§ DOCUMENT EXCERPT
━━━━━━━━━━

Test matrix

repomatic builds two GitHub Actions test matrices for every project: a full matrix (pushes to the default branch and scheduled runs) and a reduced pull-request matrix (fast feedback on PRs). Both are pre-computed by the metadata job from the project’s [tool.repomatic.test-matrix.*] configuration, so a project shapes its matrix without hand-editing workflow YAML.

This page is the guide: how to decide what the matrix should test, which GitHub-hosted runners exist and how they trade off on speed, and a worked example. For the per-key configuration reference (types, defaults), see the configuration page.

How the matrix is built

The base axes are os and python-version, seeded from repomatic’s defaults (TEST_RUNNERS_FULL/TEST_RUNNERS_PR and TEST_PYTHON_FULL/TEST_PYTHON_PR in repomatic/test_matrix.py). A project then reshapes the matrix through a fixed chain of transformations, each a [tool.repomatic.test-matrix.*] key, applied in this order:

  1. replace: swap axis values in place.

  2. remove: drop axis values from an axis.

  3. variations: add extra axis values (full matrix only), including brand-new axes.

  4. exclude: remove specific combinations.

  5. include: add or augment combinations. GitHub processes include after exclude. A directive that merges into at least one surviving job augments those jobs only; a directive that matches no surviving job (because it fully re-specifies an excluded combination) is appended as a new standalone job. A partial include does not resurrect excluded slices.

A separate unstable pass (full matrix only) flags matching combinations continue-on-error. Because the order is fixed, the transforms compose predictably. variations and unstable touch only the full matrix, keeping the PR matrix a small curated set. See workflows § Dynamic test matrices for why this exists (GitHub’s static strategy.matrix cannot express it) and the configuration reference for each key.

━━━━━━━━━━

§ DATASET ENTRIES
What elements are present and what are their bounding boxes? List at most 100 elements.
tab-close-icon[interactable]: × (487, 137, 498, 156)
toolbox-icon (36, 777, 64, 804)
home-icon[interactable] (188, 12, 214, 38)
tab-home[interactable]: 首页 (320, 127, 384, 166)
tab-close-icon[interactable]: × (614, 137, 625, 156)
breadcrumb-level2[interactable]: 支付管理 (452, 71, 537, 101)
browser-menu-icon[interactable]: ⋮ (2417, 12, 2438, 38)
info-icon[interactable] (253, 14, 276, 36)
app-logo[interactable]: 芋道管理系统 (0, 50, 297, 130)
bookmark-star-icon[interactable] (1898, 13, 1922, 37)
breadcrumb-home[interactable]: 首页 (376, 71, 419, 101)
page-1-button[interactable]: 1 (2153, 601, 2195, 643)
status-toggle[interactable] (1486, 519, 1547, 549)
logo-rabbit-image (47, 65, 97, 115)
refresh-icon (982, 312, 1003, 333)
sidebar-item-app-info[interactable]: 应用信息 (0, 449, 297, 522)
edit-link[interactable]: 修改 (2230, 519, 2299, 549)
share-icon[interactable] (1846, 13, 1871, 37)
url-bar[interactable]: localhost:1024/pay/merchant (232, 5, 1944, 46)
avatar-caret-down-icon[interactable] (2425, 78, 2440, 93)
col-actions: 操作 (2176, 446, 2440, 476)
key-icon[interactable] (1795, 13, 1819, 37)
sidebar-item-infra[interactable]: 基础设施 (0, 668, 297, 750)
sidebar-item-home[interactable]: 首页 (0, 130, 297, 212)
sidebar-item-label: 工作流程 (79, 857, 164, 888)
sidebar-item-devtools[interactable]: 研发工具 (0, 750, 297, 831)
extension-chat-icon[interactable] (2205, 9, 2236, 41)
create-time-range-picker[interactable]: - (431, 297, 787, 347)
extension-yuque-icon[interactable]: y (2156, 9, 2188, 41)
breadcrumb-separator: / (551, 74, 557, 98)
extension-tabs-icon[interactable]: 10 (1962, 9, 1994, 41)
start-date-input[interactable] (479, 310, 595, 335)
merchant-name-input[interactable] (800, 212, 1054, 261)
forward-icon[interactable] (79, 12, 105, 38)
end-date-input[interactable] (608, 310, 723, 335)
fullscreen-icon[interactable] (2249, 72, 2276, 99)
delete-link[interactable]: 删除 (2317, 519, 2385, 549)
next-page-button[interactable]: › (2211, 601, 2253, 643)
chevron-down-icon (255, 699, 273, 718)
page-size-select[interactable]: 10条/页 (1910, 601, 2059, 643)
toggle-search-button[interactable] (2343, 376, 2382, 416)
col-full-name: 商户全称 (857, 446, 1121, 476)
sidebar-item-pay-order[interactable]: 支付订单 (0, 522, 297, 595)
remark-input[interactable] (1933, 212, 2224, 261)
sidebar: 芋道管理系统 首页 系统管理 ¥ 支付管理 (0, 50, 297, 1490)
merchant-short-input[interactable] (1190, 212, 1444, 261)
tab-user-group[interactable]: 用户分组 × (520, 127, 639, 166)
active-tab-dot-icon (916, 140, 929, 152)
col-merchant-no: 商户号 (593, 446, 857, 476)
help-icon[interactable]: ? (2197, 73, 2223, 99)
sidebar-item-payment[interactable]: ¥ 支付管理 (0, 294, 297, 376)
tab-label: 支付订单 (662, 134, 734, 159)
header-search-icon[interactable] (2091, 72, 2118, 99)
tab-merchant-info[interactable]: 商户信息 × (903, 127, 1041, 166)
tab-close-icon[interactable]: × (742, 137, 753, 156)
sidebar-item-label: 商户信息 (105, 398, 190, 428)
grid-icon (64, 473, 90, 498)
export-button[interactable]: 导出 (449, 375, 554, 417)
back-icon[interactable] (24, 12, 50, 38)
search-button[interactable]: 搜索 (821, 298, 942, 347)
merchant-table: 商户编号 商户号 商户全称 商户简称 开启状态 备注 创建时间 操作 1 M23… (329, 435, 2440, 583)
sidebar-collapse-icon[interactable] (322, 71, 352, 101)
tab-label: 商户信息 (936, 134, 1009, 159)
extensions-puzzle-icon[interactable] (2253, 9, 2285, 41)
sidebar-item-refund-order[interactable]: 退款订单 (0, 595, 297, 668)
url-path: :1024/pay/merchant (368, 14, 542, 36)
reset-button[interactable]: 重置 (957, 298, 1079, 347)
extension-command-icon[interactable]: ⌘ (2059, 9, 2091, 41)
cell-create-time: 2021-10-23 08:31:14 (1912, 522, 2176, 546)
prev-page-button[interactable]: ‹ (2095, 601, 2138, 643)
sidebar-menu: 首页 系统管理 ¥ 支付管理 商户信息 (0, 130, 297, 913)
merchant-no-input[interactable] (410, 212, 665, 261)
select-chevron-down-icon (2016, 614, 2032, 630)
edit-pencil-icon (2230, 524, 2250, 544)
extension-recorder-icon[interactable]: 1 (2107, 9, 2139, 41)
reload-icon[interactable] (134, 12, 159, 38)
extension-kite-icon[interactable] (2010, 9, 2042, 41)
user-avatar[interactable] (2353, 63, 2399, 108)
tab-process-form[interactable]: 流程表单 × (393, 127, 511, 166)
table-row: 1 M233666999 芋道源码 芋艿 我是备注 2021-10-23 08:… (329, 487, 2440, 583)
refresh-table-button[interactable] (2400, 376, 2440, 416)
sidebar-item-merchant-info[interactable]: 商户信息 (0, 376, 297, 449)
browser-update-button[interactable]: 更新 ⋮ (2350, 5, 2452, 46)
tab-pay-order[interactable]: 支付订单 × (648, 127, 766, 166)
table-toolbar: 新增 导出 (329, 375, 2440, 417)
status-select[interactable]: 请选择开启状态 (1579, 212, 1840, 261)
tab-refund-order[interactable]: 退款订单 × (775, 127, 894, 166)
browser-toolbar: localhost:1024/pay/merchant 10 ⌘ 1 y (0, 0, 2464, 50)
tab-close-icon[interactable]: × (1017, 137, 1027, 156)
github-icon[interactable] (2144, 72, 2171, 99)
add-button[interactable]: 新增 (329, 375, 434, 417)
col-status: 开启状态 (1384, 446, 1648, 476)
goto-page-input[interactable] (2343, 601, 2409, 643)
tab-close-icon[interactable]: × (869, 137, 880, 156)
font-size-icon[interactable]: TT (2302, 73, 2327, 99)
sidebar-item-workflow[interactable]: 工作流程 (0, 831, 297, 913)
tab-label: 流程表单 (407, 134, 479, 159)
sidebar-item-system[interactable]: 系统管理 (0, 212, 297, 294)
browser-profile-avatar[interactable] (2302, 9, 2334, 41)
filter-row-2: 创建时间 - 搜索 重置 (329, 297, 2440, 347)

━━━━━━━━━━

§ STATED TASK
From the test matrix guide, reproduce word for word the passage between "This page is" and "remove specific combinations.", inclusive.

§ COMPLETED EXERCISE
This page is the guide: how to decide what the matrix should test, which GitHub-hosted runners exist and how they trade off on speed, and a worked example. For the per-key configuration reference (types, defaults), see the configuration page.

How the matrix is built

The base axes are os and python-version, seeded from repomatic’s defaults (TEST_RUNNERS_FULL/TEST_RUNNERS_PR and TEST_PYTHON_FULL/TEST_PYTHON_PR in repomatic/test_matrix.py). A project then reshapes the matrix through a fixed chain of transformations, each a [tool.repomatic.test-matrix.*] key, applied in this order:

  1. replace: swap axis values in place.

  2. remove: drop axis values from an axis.

  3. variations: add extra axis values (full matrix only), including brand-new axes.

  4. exclude: remove specific combinations.